**Task objective:** Keep only the lines of the listing that include the word "nepurtătoare", and copy them.

**Record set:**
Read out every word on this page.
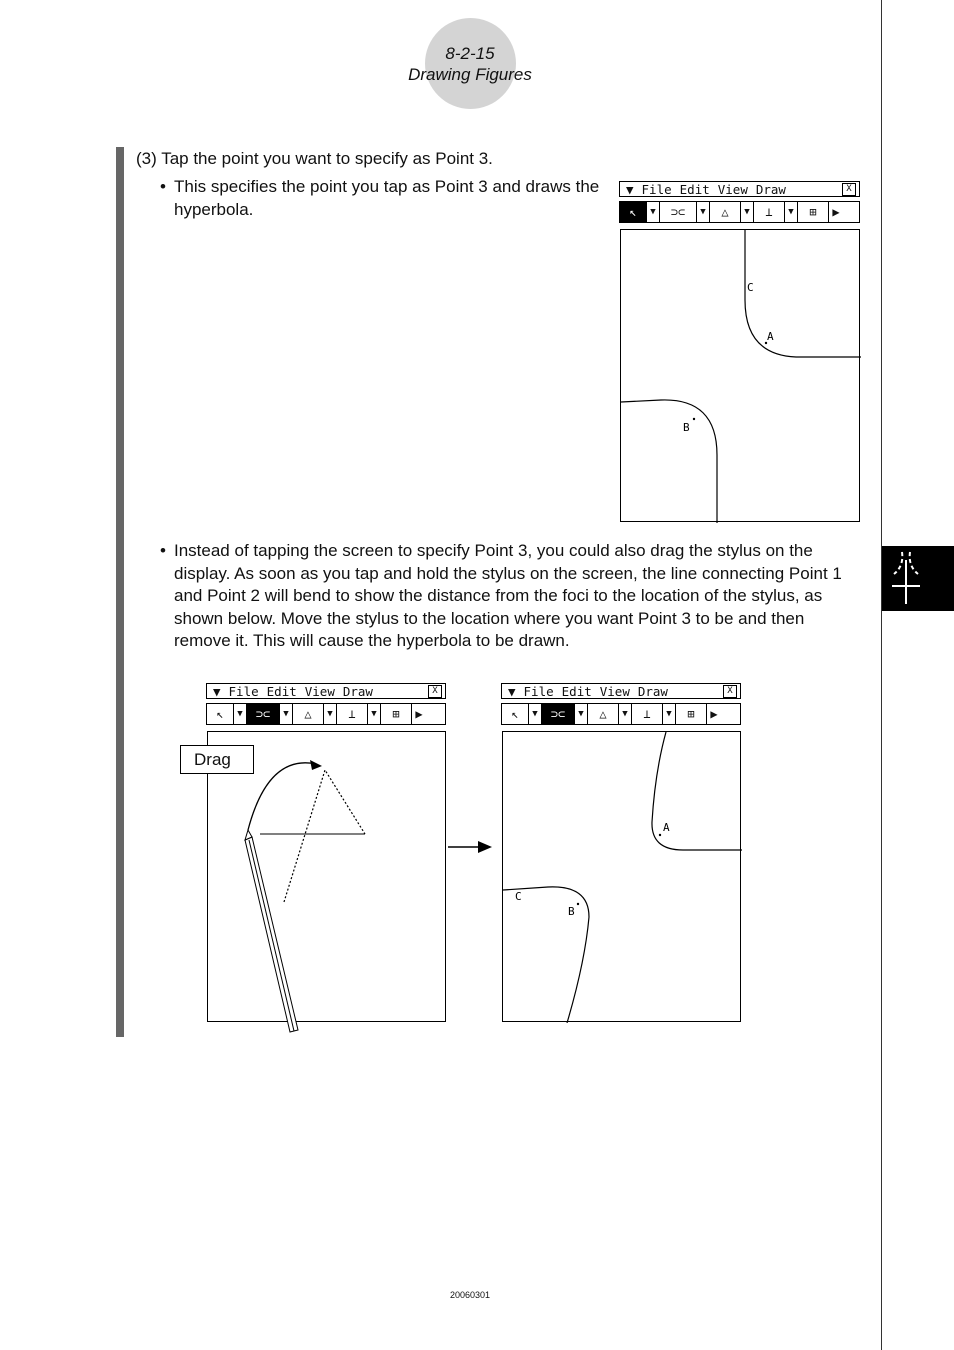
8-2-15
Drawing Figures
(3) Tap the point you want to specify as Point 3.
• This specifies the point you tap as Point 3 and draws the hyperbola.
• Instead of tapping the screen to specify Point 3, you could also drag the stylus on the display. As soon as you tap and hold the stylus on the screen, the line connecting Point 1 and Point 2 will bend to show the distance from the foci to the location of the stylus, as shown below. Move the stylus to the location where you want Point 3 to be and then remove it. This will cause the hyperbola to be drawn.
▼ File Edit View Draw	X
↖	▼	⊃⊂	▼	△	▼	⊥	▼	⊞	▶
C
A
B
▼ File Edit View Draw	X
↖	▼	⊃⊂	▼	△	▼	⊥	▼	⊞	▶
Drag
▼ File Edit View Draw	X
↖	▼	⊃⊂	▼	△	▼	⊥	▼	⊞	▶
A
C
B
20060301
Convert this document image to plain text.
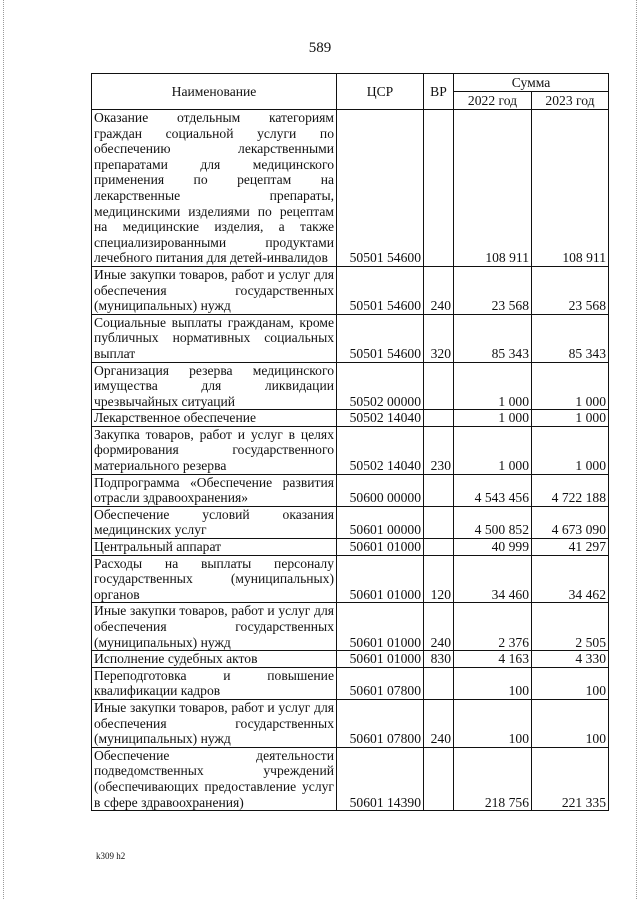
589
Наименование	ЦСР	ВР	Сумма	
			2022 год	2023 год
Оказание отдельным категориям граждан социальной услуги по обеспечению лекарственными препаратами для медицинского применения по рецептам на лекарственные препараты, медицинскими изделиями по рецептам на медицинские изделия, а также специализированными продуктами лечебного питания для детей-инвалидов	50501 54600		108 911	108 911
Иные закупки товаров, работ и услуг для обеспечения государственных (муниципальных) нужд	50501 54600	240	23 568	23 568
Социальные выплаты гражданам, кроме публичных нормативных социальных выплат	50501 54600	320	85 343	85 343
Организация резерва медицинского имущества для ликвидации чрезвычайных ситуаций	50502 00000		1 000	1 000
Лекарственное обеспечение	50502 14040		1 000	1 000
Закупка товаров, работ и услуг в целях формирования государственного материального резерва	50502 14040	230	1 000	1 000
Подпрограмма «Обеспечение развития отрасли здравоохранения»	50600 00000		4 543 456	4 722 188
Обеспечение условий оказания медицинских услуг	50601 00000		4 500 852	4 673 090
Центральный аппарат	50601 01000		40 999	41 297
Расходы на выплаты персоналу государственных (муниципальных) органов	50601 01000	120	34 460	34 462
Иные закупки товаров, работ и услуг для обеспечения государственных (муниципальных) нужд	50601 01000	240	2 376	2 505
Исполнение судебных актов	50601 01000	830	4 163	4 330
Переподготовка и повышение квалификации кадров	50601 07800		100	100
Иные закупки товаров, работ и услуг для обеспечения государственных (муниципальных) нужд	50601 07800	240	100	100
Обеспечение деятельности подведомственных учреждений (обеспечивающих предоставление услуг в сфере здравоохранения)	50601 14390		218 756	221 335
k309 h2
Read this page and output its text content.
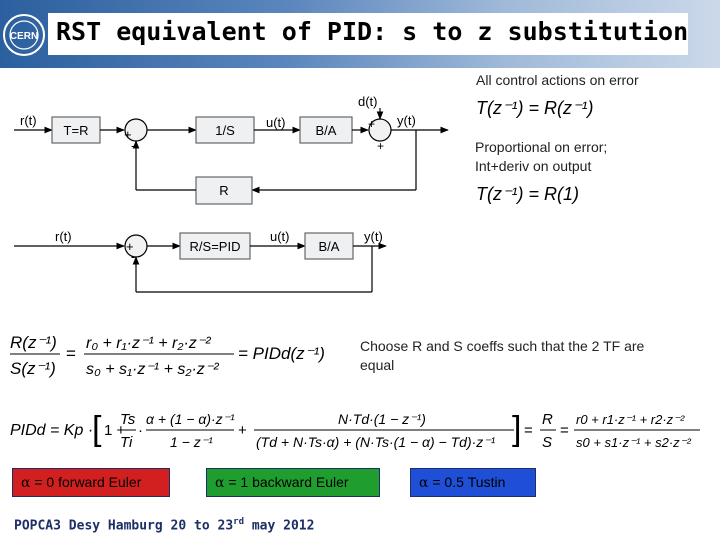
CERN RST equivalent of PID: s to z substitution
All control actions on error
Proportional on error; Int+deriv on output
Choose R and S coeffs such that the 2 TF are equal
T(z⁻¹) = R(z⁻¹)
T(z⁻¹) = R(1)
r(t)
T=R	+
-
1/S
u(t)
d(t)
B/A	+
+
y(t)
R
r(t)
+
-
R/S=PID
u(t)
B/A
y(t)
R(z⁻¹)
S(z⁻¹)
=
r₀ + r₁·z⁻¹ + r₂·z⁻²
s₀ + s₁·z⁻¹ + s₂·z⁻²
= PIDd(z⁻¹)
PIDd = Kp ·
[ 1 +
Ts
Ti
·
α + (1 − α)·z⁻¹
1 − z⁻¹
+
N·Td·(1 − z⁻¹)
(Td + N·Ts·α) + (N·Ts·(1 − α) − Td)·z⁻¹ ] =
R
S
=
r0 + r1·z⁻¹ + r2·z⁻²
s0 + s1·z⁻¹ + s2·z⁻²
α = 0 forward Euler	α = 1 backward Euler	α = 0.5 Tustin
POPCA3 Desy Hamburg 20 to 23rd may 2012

==

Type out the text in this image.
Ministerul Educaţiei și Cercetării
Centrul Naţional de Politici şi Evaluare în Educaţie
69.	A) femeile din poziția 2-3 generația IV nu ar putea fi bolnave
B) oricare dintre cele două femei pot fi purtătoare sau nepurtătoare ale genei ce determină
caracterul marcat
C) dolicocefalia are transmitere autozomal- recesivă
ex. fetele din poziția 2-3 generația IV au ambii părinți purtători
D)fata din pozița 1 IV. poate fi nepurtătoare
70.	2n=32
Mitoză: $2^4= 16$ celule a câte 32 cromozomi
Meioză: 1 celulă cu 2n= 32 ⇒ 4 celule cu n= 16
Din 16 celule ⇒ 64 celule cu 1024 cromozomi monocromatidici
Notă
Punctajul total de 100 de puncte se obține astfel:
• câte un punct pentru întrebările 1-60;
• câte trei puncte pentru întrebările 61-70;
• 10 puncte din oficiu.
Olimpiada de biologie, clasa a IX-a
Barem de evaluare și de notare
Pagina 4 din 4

**Complete response:**
B) oricare dintre cele două femei pot fi purtătoare sau nepurtătoare ale genei ce determină
D)fata din pozița 1 IV. poate fi nepurtătoare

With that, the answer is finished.